** start Dataset extract **

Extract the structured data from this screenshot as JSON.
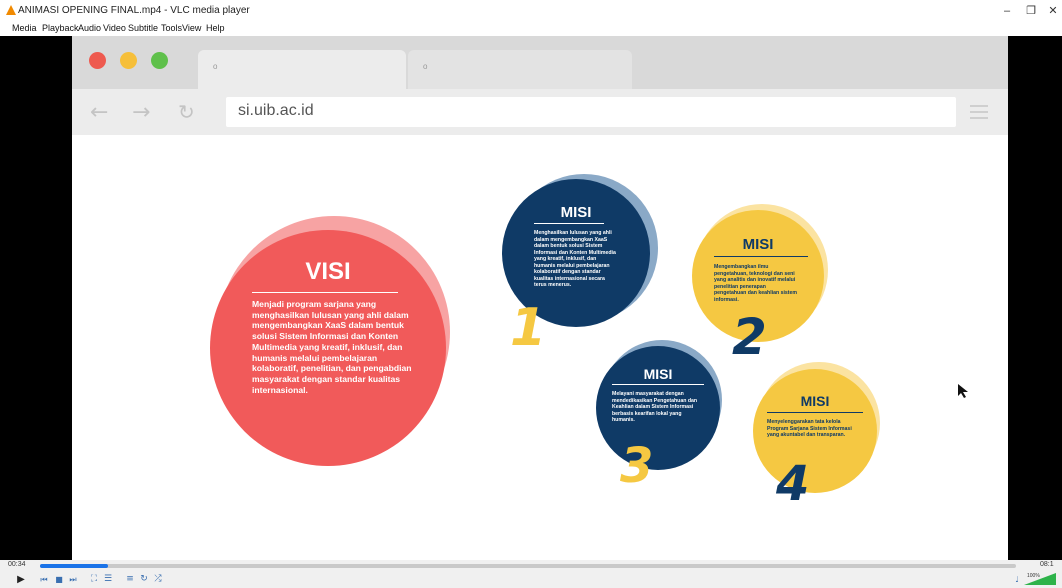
{
  "window": {
    "title": "ANIMASI OPENING FINAL.mp4 - VLC media player",
    "minimize": "–",
    "maximize": "❐",
    "close": "✕"
  },
  "menu": [
    "Media",
    "Playback",
    "Audio",
    "Video",
    "Subtitle",
    "Tools",
    "View",
    "Help"
  ],
  "browser": {
    "url": "si.uib.ac.id",
    "tab1_dot": "o",
    "tab2_dot": "o"
  },
  "visi": {
    "title": "VISI",
    "text": "Menjadi program sarjana yang menghasilkan lulusan yang ahli dalam mengembangkan XaaS dalam bentuk solusi Sistem Informasi dan Konten Multimedia yang kreatif, inklusif, dan humanis melalui pembelajaran kolaboratif, penelitian, dan pengabdian masyarakat dengan standar kualitas internasional."
  },
  "misi": [
    {
      "title": "MISI",
      "number": "1",
      "text": "Menghasilkan lulusan yang ahli dalam mengembangkan XaaS dalam bentuk solusi Sistem Informasi dan Konten Multimedia yang kreatif, inklusif, dan humanis melalui pembelajaran kolaboratif dengan standar kualitas internasional secara terus menerus."
    },
    {
      "title": "MISI",
      "number": "2",
      "text": "Mengembangkan ilmu pengetahuan, teknologi dan seni yang analitis dan inovatif melalui penelitian penerapan pengetahuan dan keahlian sistem informasi."
    },
    {
      "title": "MISI",
      "number": "3",
      "text": "Melayani masyarakat dengan mendedikasikan Pengetahuan dan Keahlian dalam Sistem Informasi berbasis kearifan lokal yang humanis."
    },
    {
      "title": "MISI",
      "number": "4",
      "text": "Menyelenggarakan tata kelola Program Sarjana Sistem Informasi yang akuntabel dan transparan."
    }
  ],
  "player": {
    "elapsed": "00:34",
    "total": "08:1",
    "progress": 0.07,
    "volume_label": "100%"
  },
  "colors": {
    "red": "#f15a5a",
    "navy": "#0f3a66",
    "yellow": "#f5c842"
  }
}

** end Dataset extract **

▶ **Stated problem**: Please list every line of the records that contains "Konten".

▶ **Expected answer**:
    "text": "Menjadi program sarjana yang menghasilkan lulusan yang ahli dalam mengembangkan XaaS dalam bentuk solusi Sistem Informasi dan Konten Multimedia yang kreatif, inklusif, dan humanis melalui pembelajaran kolaboratif, penelitian, dan pengabdian masyarakat dengan standar kualitas internasional."
      "text": "Menghasilkan lulusan yang ahli dalam mengembangkan XaaS dalam bentuk solusi Sistem Informasi dan Konten Multimedia yang kreatif, inklusif, dan humanis melalui pembelajaran kolaboratif dengan standar kualitas internasional secara terus menerus."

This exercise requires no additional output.